• **Exercise material**
START

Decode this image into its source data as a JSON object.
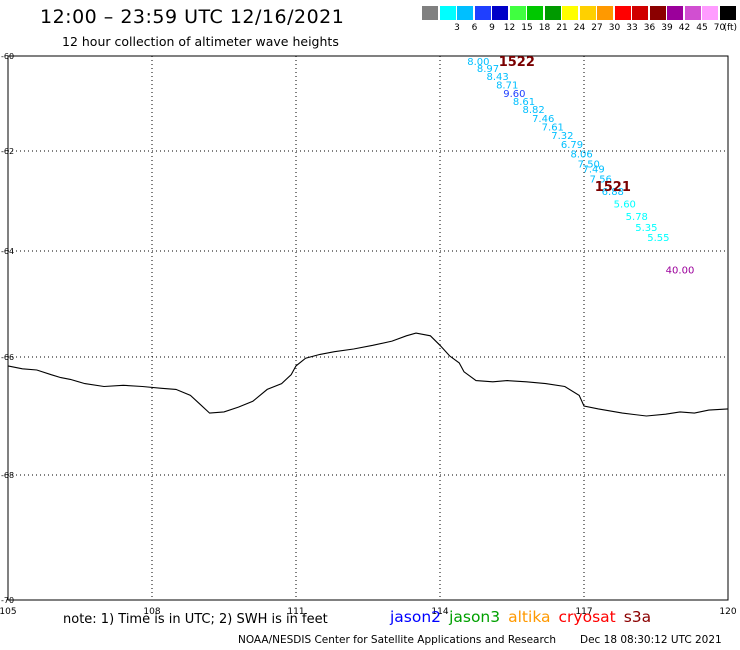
{
  "header": {
    "title": "12:00 – 23:59 UTC 12/16/2021",
    "subtitle": "12 hour collection of altimeter wave heights"
  },
  "colorbar": {
    "unit": "(ft)",
    "swatches": [
      {
        "label": "",
        "color": "#808080"
      },
      {
        "label": "3",
        "color": "#00ffff"
      },
      {
        "label": "6",
        "color": "#00bfff"
      },
      {
        "label": "9",
        "color": "#1f3fff"
      },
      {
        "label": "12",
        "color": "#0000c8"
      },
      {
        "label": "15",
        "color": "#40ff40"
      },
      {
        "label": "18",
        "color": "#00c800"
      },
      {
        "label": "21",
        "color": "#009a00"
      },
      {
        "label": "24",
        "color": "#ffff00"
      },
      {
        "label": "27",
        "color": "#ffd000"
      },
      {
        "label": "30",
        "color": "#ff9900"
      },
      {
        "label": "33",
        "color": "#ff0000"
      },
      {
        "label": "36",
        "color": "#d00000"
      },
      {
        "label": "39",
        "color": "#8b0000"
      },
      {
        "label": "42",
        "color": "#9b009b"
      },
      {
        "label": "45",
        "color": "#d14fd1"
      },
      {
        "label": "70",
        "color": "#ff9cff"
      },
      {
        "label": "",
        "color": "#000000"
      }
    ]
  },
  "chart_data": {
    "type": "scatter",
    "xlim": [
      105,
      120
    ],
    "ylim": [
      -70,
      -60
    ],
    "x_ticks": [
      105,
      108,
      111,
      114,
      117,
      120
    ],
    "y_ticks": [
      -60,
      -62,
      -64,
      -66,
      -68,
      -70
    ],
    "x_tick_labels": [
      "105",
      "108",
      "111",
      "114",
      "117",
      "120"
    ],
    "y_tick_labels": [
      "-60",
      "-62",
      "-64",
      "-66",
      "-68",
      "-70"
    ],
    "grid": true,
    "projection": "polar stereographic",
    "track_labels": [
      {
        "text": "1522",
        "lon": 115.6,
        "lat": -60.1,
        "color": "#7a0000"
      },
      {
        "text": "1521",
        "lon": 117.6,
        "lat": -62.7,
        "color": "#7a0000"
      }
    ],
    "points": [
      {
        "lon": 114.8,
        "lat": -60.1,
        "swh": "8.00",
        "color": "#00bfff"
      },
      {
        "lon": 115.0,
        "lat": -60.25,
        "swh": "8.97",
        "color": "#00bfff"
      },
      {
        "lon": 115.2,
        "lat": -60.42,
        "swh": "8.43",
        "color": "#00bfff"
      },
      {
        "lon": 115.4,
        "lat": -60.6,
        "swh": "8.71",
        "color": "#00bfff"
      },
      {
        "lon": 115.55,
        "lat": -60.78,
        "swh": "9.60",
        "color": "#1f3fff"
      },
      {
        "lon": 115.75,
        "lat": -60.95,
        "swh": "8.61",
        "color": "#00bfff"
      },
      {
        "lon": 115.95,
        "lat": -61.12,
        "swh": "8.82",
        "color": "#00bfff"
      },
      {
        "lon": 116.15,
        "lat": -61.3,
        "swh": "7.46",
        "color": "#00bfff"
      },
      {
        "lon": 116.35,
        "lat": -61.48,
        "swh": "7.61",
        "color": "#00bfff"
      },
      {
        "lon": 116.55,
        "lat": -61.66,
        "swh": "7.32",
        "color": "#00bfff"
      },
      {
        "lon": 116.75,
        "lat": -61.85,
        "swh": "6.79",
        "color": "#00bfff"
      },
      {
        "lon": 116.95,
        "lat": -62.05,
        "swh": "8.06",
        "color": "#00bfff"
      },
      {
        "lon": 117.1,
        "lat": -62.25,
        "swh": "7.50",
        "color": "#00bfff"
      },
      {
        "lon": 117.2,
        "lat": -62.35,
        "swh": "7.49",
        "color": "#00bfff"
      },
      {
        "lon": 117.35,
        "lat": -62.55,
        "swh": "7.56",
        "color": "#00bfff"
      },
      {
        "lon": 117.6,
        "lat": -62.8,
        "swh": "6.88",
        "color": "#00bfff"
      },
      {
        "lon": 117.85,
        "lat": -63.05,
        "swh": "5.60",
        "color": "#00ffff"
      },
      {
        "lon": 118.1,
        "lat": -63.3,
        "swh": "5.78",
        "color": "#00ffff"
      },
      {
        "lon": 118.3,
        "lat": -63.52,
        "swh": "5.35",
        "color": "#00ffff"
      },
      {
        "lon": 118.55,
        "lat": -63.72,
        "swh": "5.55",
        "color": "#00ffff"
      },
      {
        "lon": 119.0,
        "lat": -64.35,
        "swh": "40.00",
        "color": "#9b009b"
      }
    ],
    "coastline": [
      [
        105.0,
        -66.15
      ],
      [
        105.3,
        -66.2
      ],
      [
        105.6,
        -66.22
      ],
      [
        105.9,
        -66.3
      ],
      [
        106.1,
        -66.35
      ],
      [
        106.3,
        -66.38
      ],
      [
        106.6,
        -66.45
      ],
      [
        107.0,
        -66.5
      ],
      [
        107.4,
        -66.48
      ],
      [
        107.8,
        -66.5
      ],
      [
        108.2,
        -66.53
      ],
      [
        108.5,
        -66.55
      ],
      [
        108.8,
        -66.65
      ],
      [
        109.0,
        -66.8
      ],
      [
        109.2,
        -66.95
      ],
      [
        109.5,
        -66.93
      ],
      [
        109.8,
        -66.85
      ],
      [
        110.1,
        -66.75
      ],
      [
        110.4,
        -66.55
      ],
      [
        110.7,
        -66.45
      ],
      [
        110.9,
        -66.3
      ],
      [
        111.0,
        -66.15
      ],
      [
        111.2,
        -66.02
      ],
      [
        111.5,
        -65.95
      ],
      [
        111.8,
        -65.9
      ],
      [
        112.2,
        -65.85
      ],
      [
        112.6,
        -65.78
      ],
      [
        113.0,
        -65.7
      ],
      [
        113.3,
        -65.6
      ],
      [
        113.5,
        -65.55
      ],
      [
        113.8,
        -65.6
      ],
      [
        114.0,
        -65.78
      ],
      [
        114.2,
        -65.98
      ],
      [
        114.4,
        -66.1
      ],
      [
        114.5,
        -66.25
      ],
      [
        114.75,
        -66.4
      ],
      [
        115.1,
        -66.42
      ],
      [
        115.4,
        -66.4
      ],
      [
        115.8,
        -66.42
      ],
      [
        116.2,
        -66.45
      ],
      [
        116.6,
        -66.5
      ],
      [
        116.9,
        -66.65
      ],
      [
        117.0,
        -66.83
      ],
      [
        117.3,
        -66.88
      ],
      [
        117.8,
        -66.95
      ],
      [
        118.3,
        -67.0
      ],
      [
        118.7,
        -66.97
      ],
      [
        119.0,
        -66.93
      ],
      [
        119.3,
        -66.95
      ],
      [
        119.6,
        -66.9
      ],
      [
        120.0,
        -66.88
      ]
    ]
  },
  "footer": {
    "note": "note: 1) Time is in UTC; 2) SWH is in feet",
    "missions": [
      {
        "name": "jason2",
        "color": "#0000ff"
      },
      {
        "name": "jason3",
        "color": "#00a000"
      },
      {
        "name": "altika",
        "color": "#ff9900"
      },
      {
        "name": "cryosat",
        "color": "#ff0000"
      },
      {
        "name": "s3a",
        "color": "#8b0000"
      }
    ],
    "credit": "NOAA/NESDIS Center for Satellite Applications and Research",
    "timestamp": "Dec 18 08:30:12 UTC 2021"
  }
}
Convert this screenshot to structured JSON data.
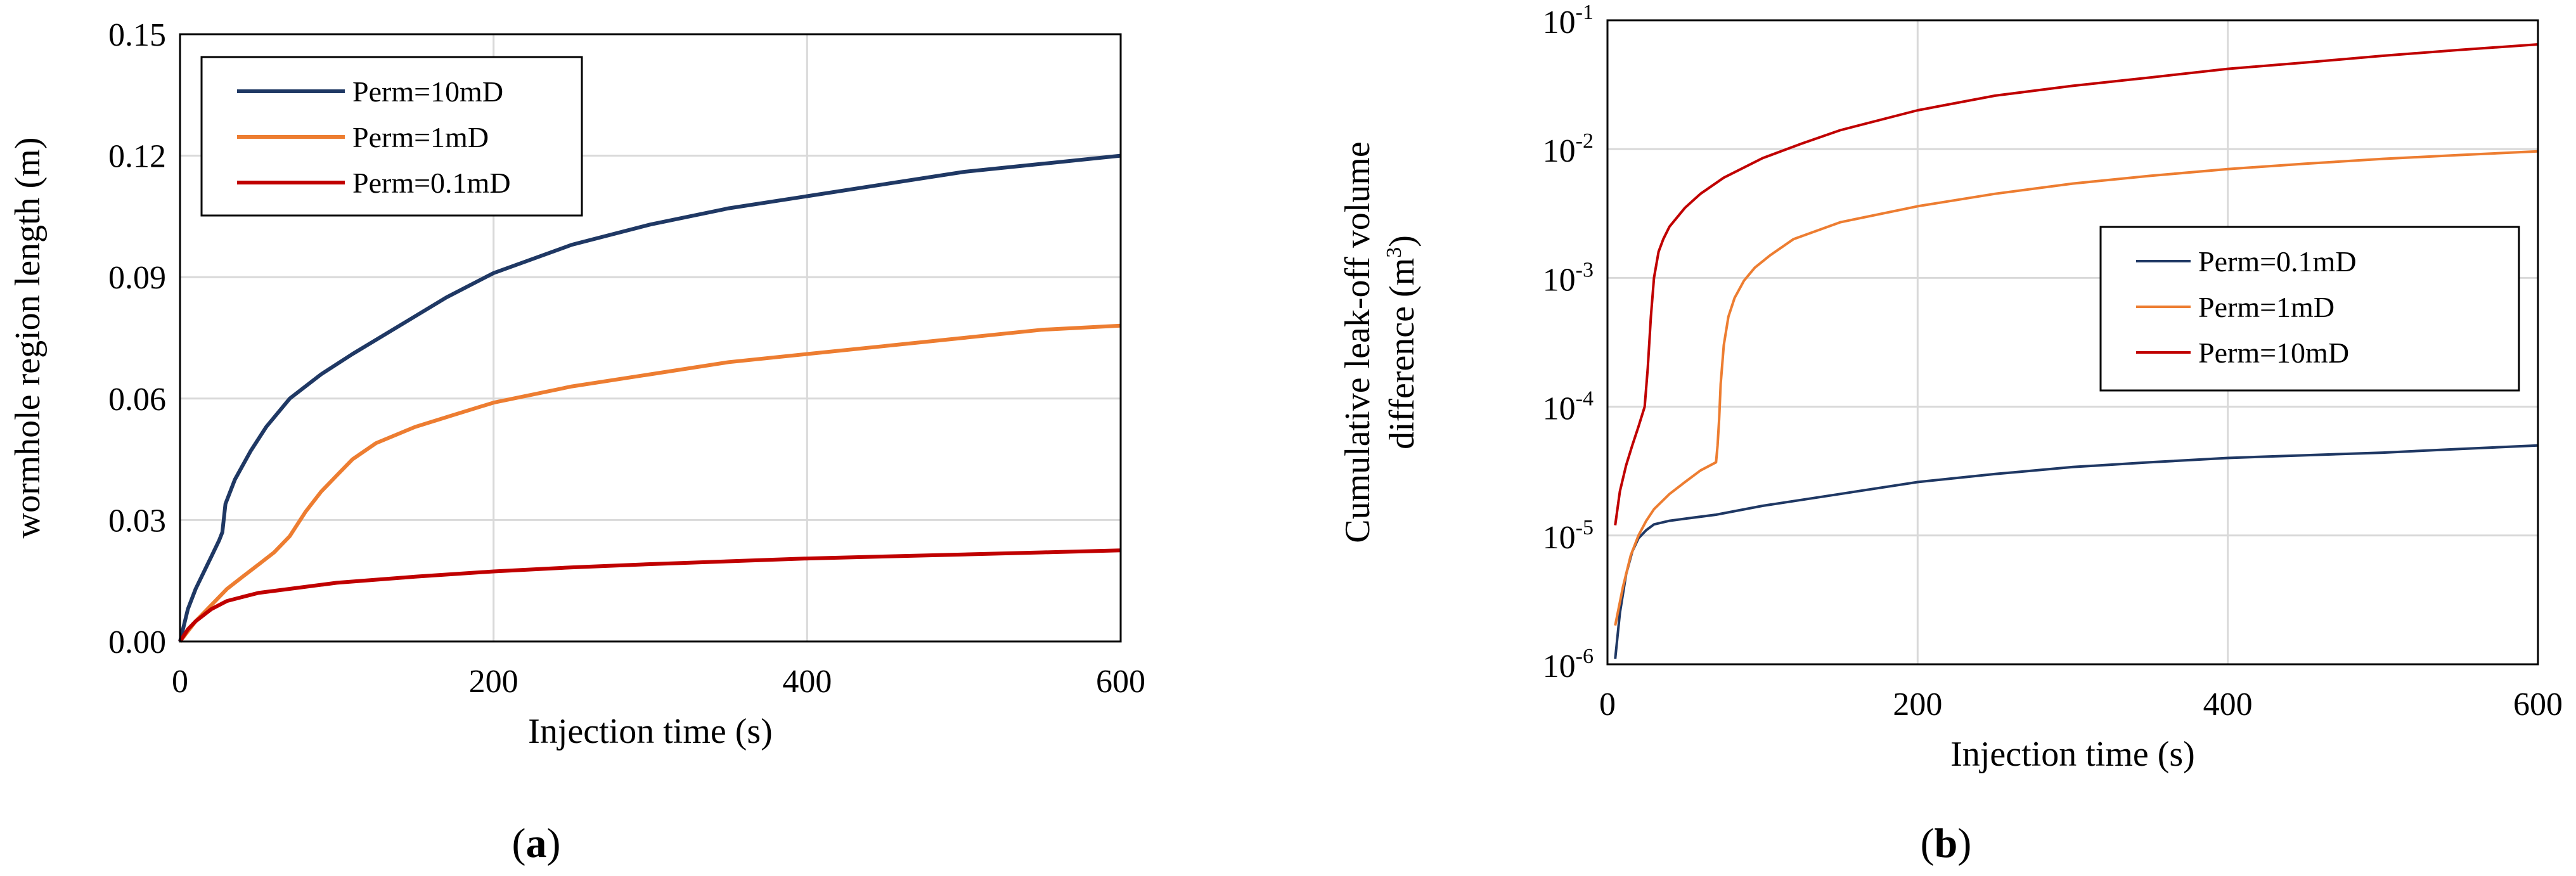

END

• **Description of the task**
Count every line in the listing above that holds "name", then report only the count.

• **Output of the task**
5